RECORDS
********************
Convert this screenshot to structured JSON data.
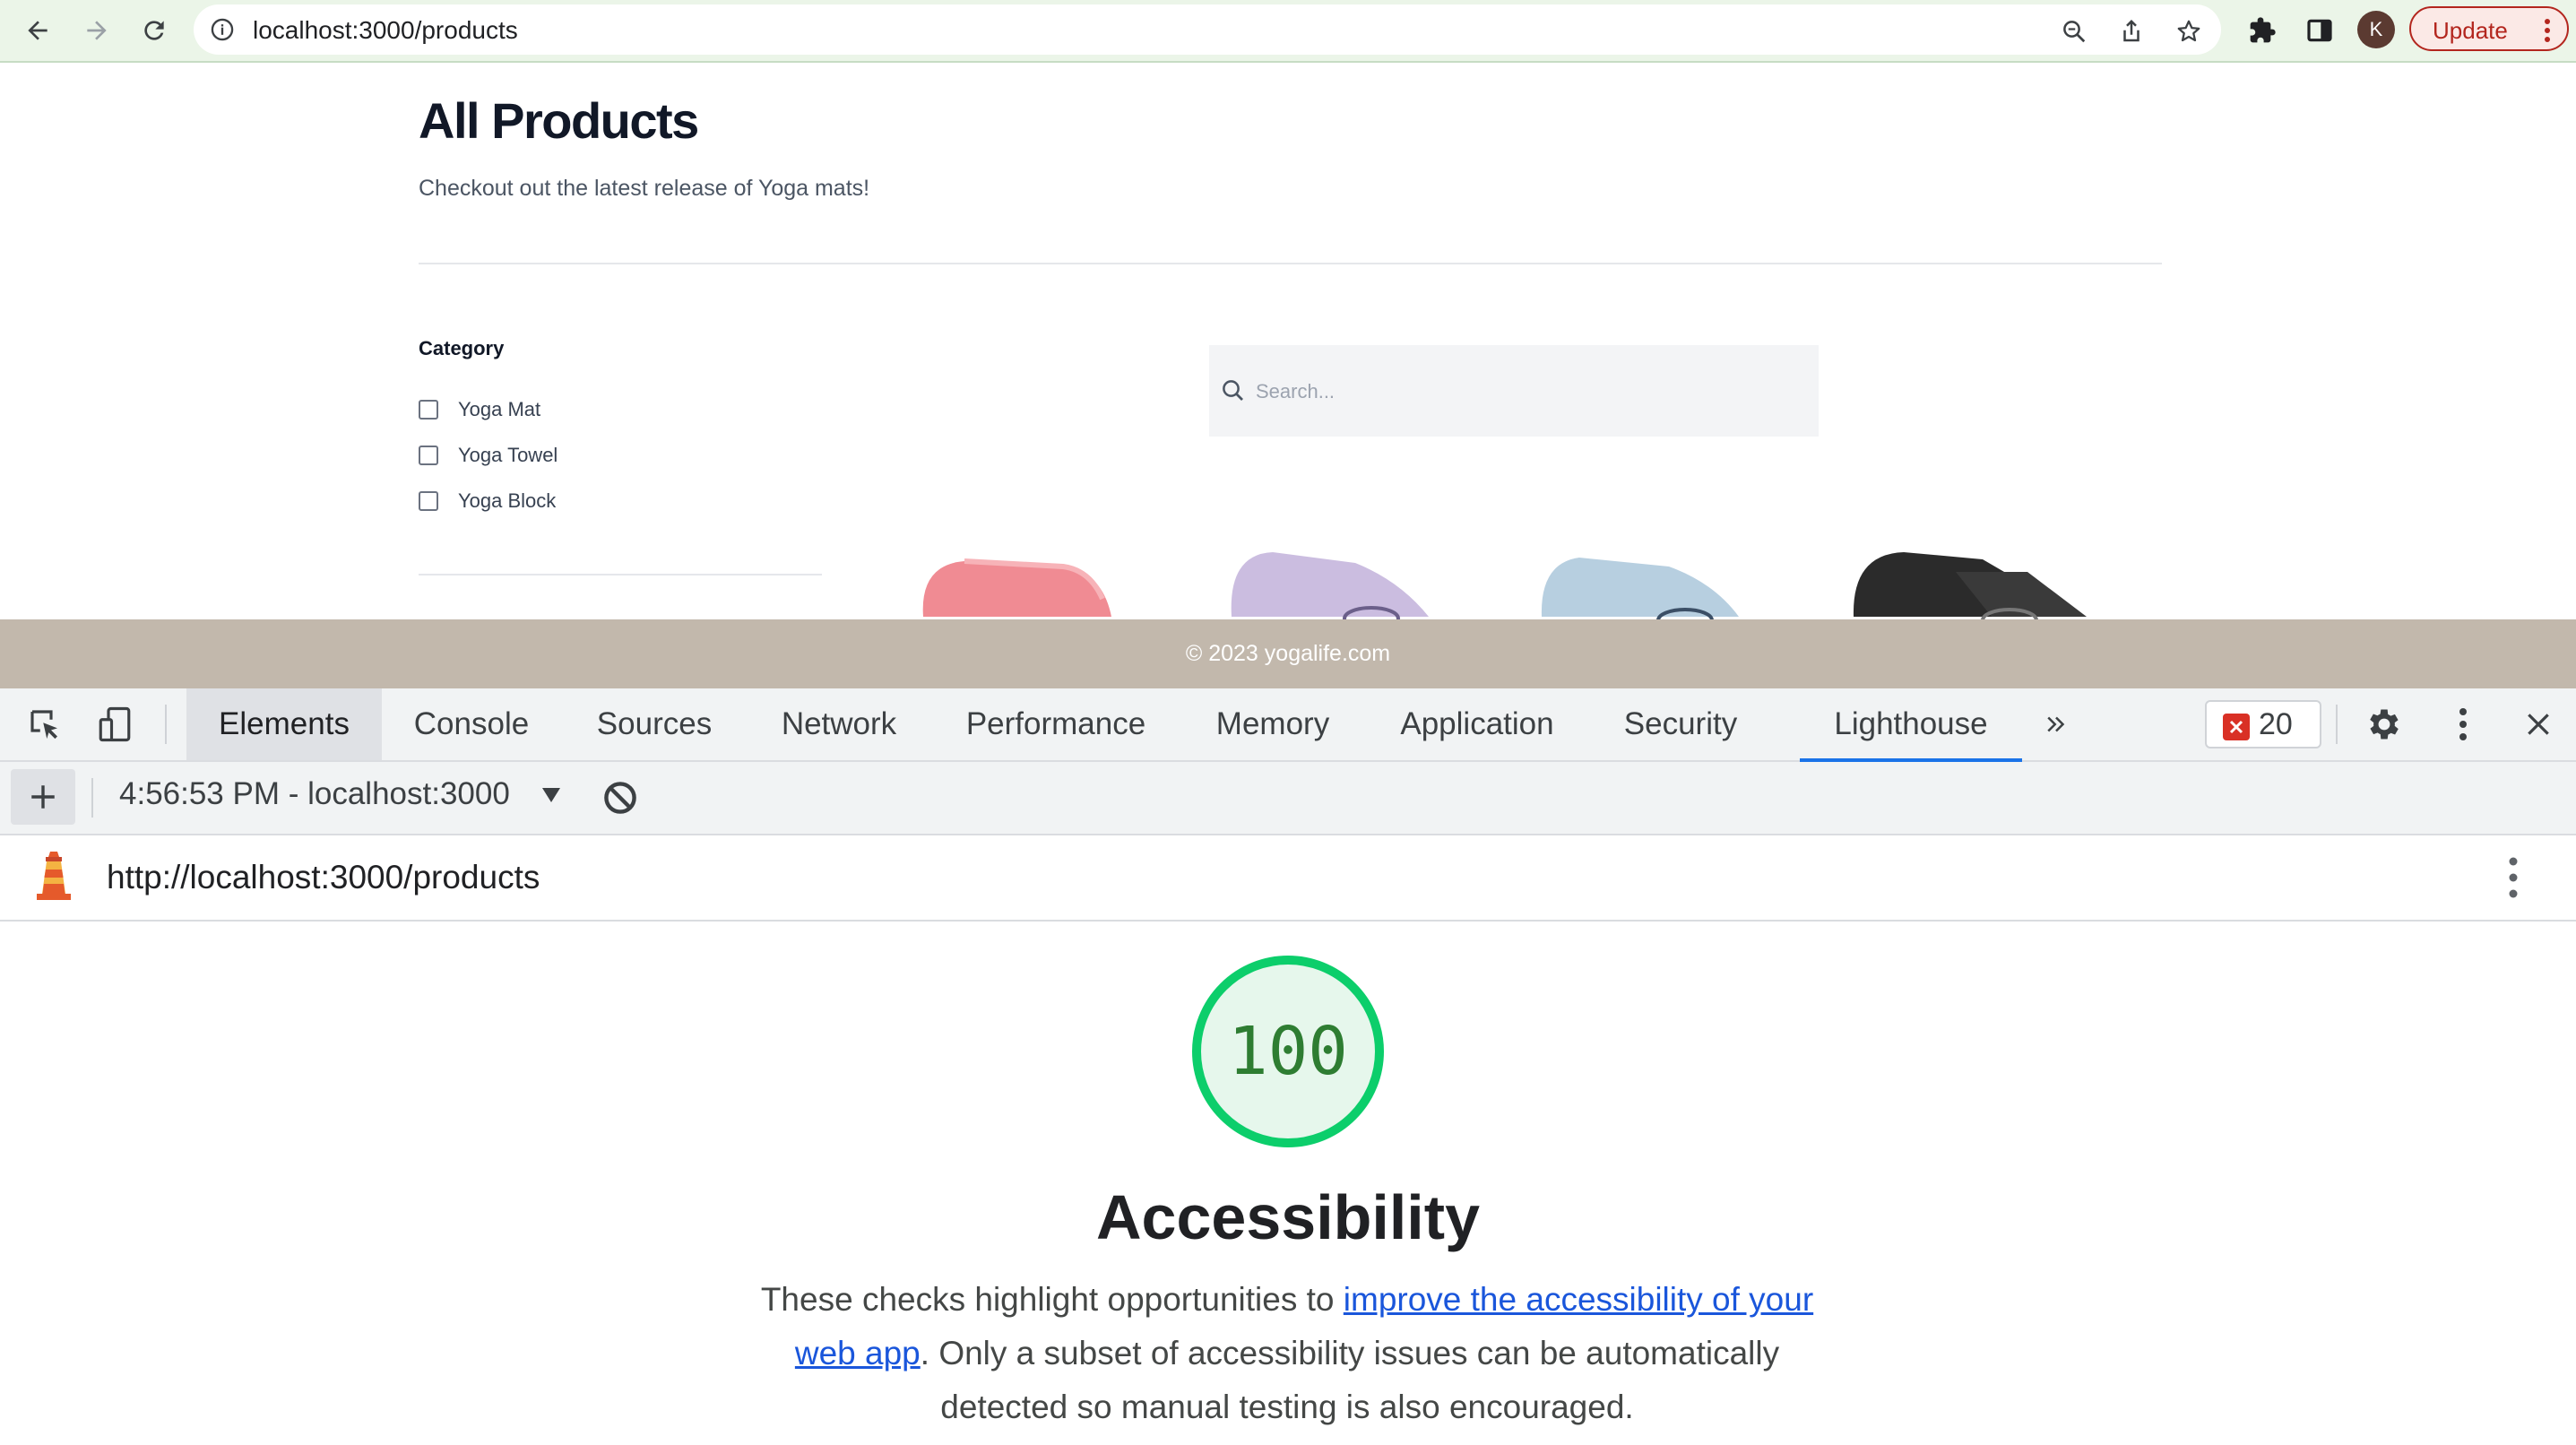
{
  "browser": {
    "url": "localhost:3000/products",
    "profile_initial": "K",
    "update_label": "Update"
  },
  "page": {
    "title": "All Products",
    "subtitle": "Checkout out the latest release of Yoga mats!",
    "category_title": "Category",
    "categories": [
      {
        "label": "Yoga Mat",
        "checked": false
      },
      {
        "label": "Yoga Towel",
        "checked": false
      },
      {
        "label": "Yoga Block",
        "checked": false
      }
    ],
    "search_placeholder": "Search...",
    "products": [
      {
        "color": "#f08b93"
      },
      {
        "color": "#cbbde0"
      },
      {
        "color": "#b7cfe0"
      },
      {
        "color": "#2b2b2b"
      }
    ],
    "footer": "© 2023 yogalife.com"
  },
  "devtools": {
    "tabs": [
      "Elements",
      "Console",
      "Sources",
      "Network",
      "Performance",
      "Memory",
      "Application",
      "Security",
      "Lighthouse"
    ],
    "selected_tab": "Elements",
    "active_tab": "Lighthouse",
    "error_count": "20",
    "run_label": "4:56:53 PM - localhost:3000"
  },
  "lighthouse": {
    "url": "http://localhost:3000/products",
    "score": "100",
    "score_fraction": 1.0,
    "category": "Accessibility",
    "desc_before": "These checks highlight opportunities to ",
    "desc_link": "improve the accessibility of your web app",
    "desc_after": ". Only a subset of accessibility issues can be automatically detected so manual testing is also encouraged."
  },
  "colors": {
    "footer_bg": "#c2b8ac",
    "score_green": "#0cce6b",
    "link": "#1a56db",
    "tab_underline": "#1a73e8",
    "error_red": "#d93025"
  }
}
********************
TASK
Reproduce every line precisely as given, omitting all pictures.

THE RESULT
Convert this screenshot to structured JSON data.
{
  "browser": {
    "url": "localhost:3000/products",
    "profile_initial": "K",
    "update_label": "Update"
  },
  "page": {
    "title": "All Products",
    "subtitle": "Checkout out the latest release of Yoga mats!",
    "category_title": "Category",
    "categories": [
      {
        "label": "Yoga Mat",
        "checked": false
      },
      {
        "label": "Yoga Towel",
        "checked": false
      },
      {
        "label": "Yoga Block",
        "checked": false
      }
    ],
    "search_placeholder": "Search...",
    "products": [
      {
        "color": "#f08b93"
      },
      {
        "color": "#cbbde0"
      },
      {
        "color": "#b7cfe0"
      },
      {
        "color": "#2b2b2b"
      }
    ],
    "footer": "© 2023 yogalife.com"
  },
  "devtools": {
    "tabs": [
      "Elements",
      "Console",
      "Sources",
      "Network",
      "Performance",
      "Memory",
      "Application",
      "Security",
      "Lighthouse"
    ],
    "selected_tab": "Elements",
    "active_tab": "Lighthouse",
    "error_count": "20",
    "run_label": "4:56:53 PM - localhost:3000"
  },
  "lighthouse": {
    "url": "http://localhost:3000/products",
    "score": "100",
    "score_fraction": 1.0,
    "category": "Accessibility",
    "desc_before": "These checks highlight opportunities to ",
    "desc_link": "improve the accessibility of your web app",
    "desc_after": ". Only a subset of accessibility issues can be automatically detected so manual testing is also encouraged."
  },
  "colors": {
    "footer_bg": "#c2b8ac",
    "score_green": "#0cce6b",
    "link": "#1a56db",
    "tab_underline": "#1a73e8",
    "error_red": "#d93025"
  }
}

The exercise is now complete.